Gather all lines in the data that hold the string "Activating".
>> BEGIN RECORDS PROVIDED
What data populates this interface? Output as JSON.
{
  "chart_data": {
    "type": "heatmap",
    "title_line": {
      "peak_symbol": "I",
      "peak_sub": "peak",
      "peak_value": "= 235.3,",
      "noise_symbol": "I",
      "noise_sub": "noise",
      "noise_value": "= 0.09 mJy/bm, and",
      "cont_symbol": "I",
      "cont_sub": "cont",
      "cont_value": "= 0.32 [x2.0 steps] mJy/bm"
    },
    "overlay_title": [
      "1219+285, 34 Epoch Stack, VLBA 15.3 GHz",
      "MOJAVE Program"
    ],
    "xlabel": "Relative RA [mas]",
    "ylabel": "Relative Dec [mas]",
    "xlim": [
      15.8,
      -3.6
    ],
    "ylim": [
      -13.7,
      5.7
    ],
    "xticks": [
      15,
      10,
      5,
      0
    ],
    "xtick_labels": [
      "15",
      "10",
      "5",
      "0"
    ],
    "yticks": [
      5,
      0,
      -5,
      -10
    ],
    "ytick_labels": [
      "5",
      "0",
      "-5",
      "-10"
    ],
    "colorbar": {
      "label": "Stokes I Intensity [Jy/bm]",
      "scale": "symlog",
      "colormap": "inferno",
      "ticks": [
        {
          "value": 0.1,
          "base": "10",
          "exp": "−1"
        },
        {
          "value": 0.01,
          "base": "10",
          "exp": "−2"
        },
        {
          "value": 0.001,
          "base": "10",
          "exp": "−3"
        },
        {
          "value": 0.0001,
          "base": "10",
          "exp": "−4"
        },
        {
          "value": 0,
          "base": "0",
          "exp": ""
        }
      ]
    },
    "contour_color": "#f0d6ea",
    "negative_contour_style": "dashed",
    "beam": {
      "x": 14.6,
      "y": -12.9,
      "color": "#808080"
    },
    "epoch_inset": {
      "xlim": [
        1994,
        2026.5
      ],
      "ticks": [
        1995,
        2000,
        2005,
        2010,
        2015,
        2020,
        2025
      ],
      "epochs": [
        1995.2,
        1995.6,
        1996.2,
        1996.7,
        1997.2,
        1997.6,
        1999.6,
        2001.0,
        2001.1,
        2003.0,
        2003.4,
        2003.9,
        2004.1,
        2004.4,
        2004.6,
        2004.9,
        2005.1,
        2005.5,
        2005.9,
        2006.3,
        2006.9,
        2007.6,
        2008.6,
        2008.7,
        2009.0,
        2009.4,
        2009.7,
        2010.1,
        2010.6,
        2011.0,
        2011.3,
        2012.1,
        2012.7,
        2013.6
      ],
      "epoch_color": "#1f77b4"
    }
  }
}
>> END RECORDS PROVIDED
>> BEGIN RECORDS PROVIDED
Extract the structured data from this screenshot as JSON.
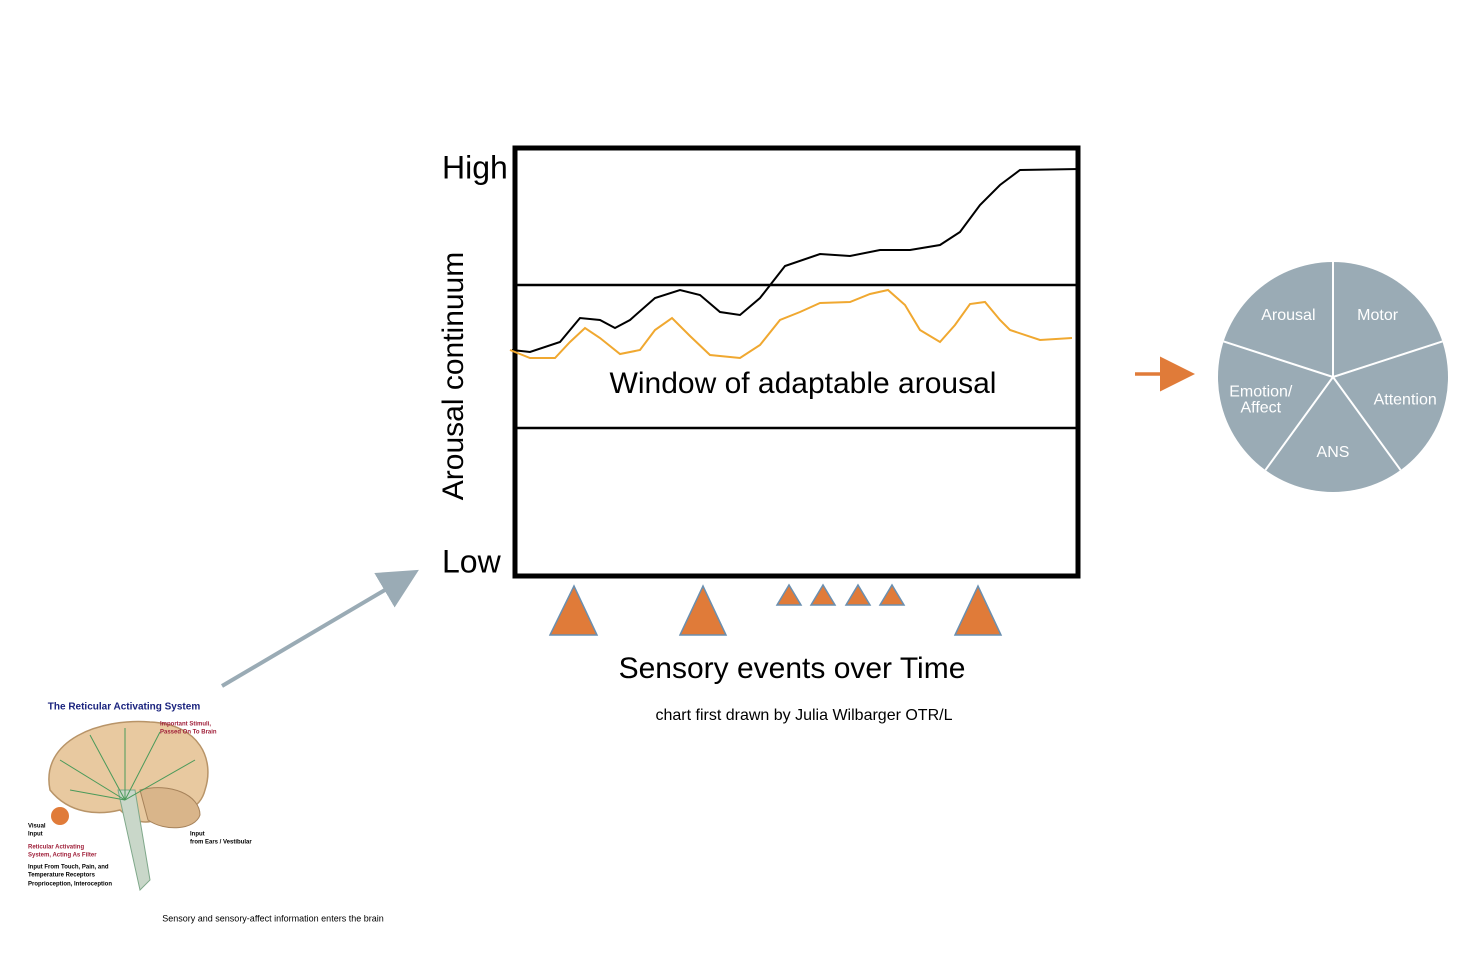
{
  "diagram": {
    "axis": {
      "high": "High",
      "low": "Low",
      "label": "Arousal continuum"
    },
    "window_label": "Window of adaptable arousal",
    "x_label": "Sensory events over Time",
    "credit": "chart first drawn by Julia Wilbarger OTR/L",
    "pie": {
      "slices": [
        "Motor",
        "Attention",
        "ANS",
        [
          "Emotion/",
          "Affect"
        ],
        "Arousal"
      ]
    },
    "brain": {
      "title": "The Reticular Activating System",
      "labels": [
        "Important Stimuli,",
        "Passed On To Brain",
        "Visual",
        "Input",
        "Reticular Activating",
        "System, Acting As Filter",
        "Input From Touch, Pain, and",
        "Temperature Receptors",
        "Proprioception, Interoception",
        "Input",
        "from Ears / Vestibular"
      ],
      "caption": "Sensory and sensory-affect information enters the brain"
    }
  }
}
>> END RECORDS PROVIDED
**SOLUTION TO THIS PROBLEM**
      "title": "The Reticular Activating System",
        "Reticular Activating",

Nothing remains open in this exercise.